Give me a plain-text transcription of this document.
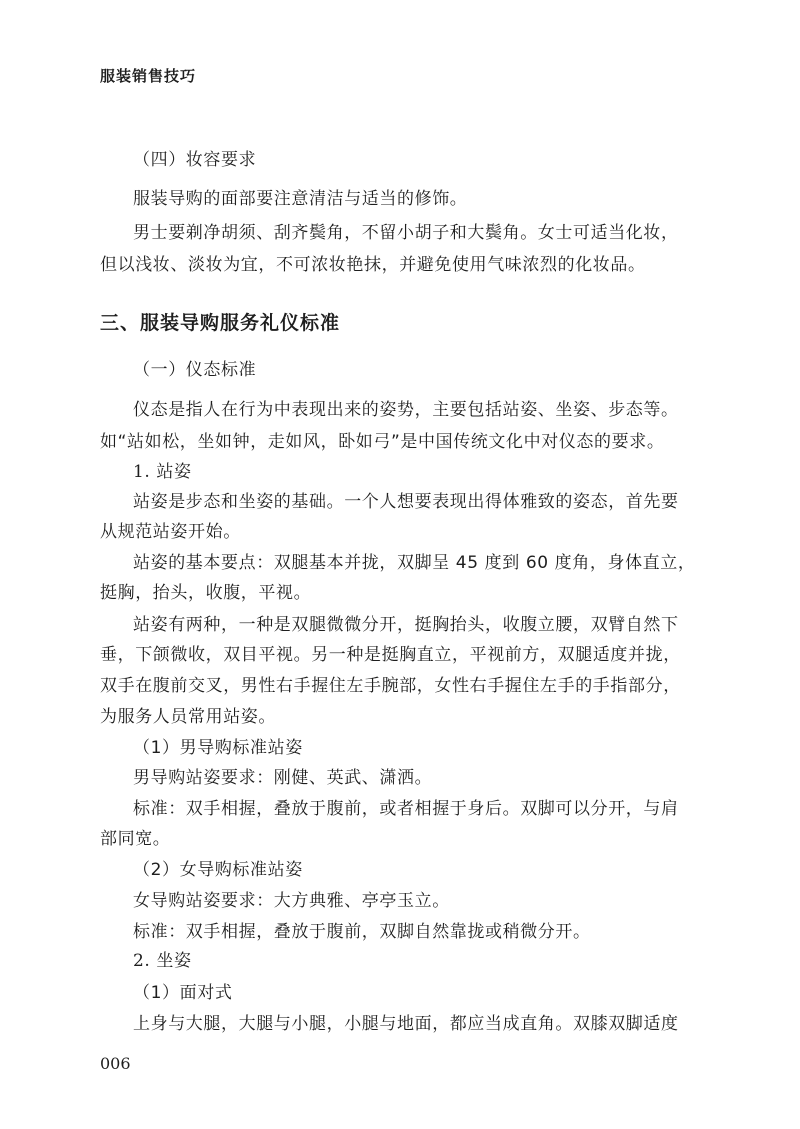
服装销售技巧
（四）妆容要求
服装导购的面部要注意清洁与适当的修饰。
男士要剃净胡须、刮齐鬓角，不留小胡子和大鬓角。女士可适当化妆，
但以浅妆、淡妆为宜，不可浓妆艳抹，并避免使用气味浓烈的化妆品。
三、服装导购服务礼仪标准
（一）仪态标准
仪态是指人在行为中表现出来的姿势，主要包括站姿、坐姿、步态等。
如“站如松，坐如钟，走如风，卧如弓”是中国传统文化中对仪态的要求。
1. 站姿
站姿是步态和坐姿的基础。一个人想要表现出得体雅致的姿态，首先要
从规范站姿开始。
站姿的基本要点：双腿基本并拢，双脚呈 45 度到 60 度角，身体直立，
挺胸，抬头，收腹，平视。
站姿有两种，一种是双腿微微分开，挺胸抬头，收腹立腰，双臂自然下
垂，下颌微收，双目平视。另一种是挺胸直立，平视前方，双腿适度并拢，
双手在腹前交叉，男性右手握住左手腕部，女性右手握住左手的手指部分，
为服务人员常用站姿。
（1）男导购标准站姿
男导购站姿要求：刚健、英武、潇洒。
标准：双手相握，叠放于腹前，或者相握于身后。双脚可以分开，与肩
部同宽。
（2）女导购标准站姿
女导购站姿要求：大方典雅、亭亭玉立。
标准：双手相握，叠放于腹前，双脚自然靠拢或稍微分开。
2. 坐姿
（1）面对式
上身与大腿，大腿与小腿，小腿与地面，都应当成直角。双膝双脚适度
006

> [Problem to work on]:
Looking at the entries above, say how many lines contain the word "叠放于腹前". Only the number is wanted.

> [Finished answer]:
2